Record excerpts —
** BEGIN **

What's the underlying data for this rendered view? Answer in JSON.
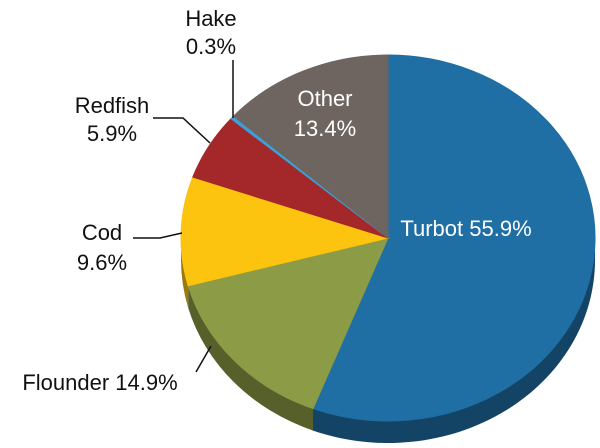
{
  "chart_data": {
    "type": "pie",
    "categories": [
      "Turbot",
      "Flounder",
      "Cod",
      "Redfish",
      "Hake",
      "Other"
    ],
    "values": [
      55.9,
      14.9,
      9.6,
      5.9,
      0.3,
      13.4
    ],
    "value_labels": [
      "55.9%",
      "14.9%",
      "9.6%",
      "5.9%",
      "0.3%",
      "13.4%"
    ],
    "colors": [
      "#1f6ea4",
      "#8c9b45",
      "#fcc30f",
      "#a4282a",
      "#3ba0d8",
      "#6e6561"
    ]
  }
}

** END **

Set exercise —
The data should be printed again unchanged; leave its pictures out.

Task result —
What's the underlying data for this rendered view? Answer in JSON.
{
  "chart_data": {
    "type": "pie",
    "categories": [
      "Turbot",
      "Flounder",
      "Cod",
      "Redfish",
      "Hake",
      "Other"
    ],
    "values": [
      55.9,
      14.9,
      9.6,
      5.9,
      0.3,
      13.4
    ],
    "value_labels": [
      "55.9%",
      "14.9%",
      "9.6%",
      "5.9%",
      "0.3%",
      "13.4%"
    ],
    "colors": [
      "#1f6ea4",
      "#8c9b45",
      "#fcc30f",
      "#a4282a",
      "#3ba0d8",
      "#6e6561"
    ]
  }
}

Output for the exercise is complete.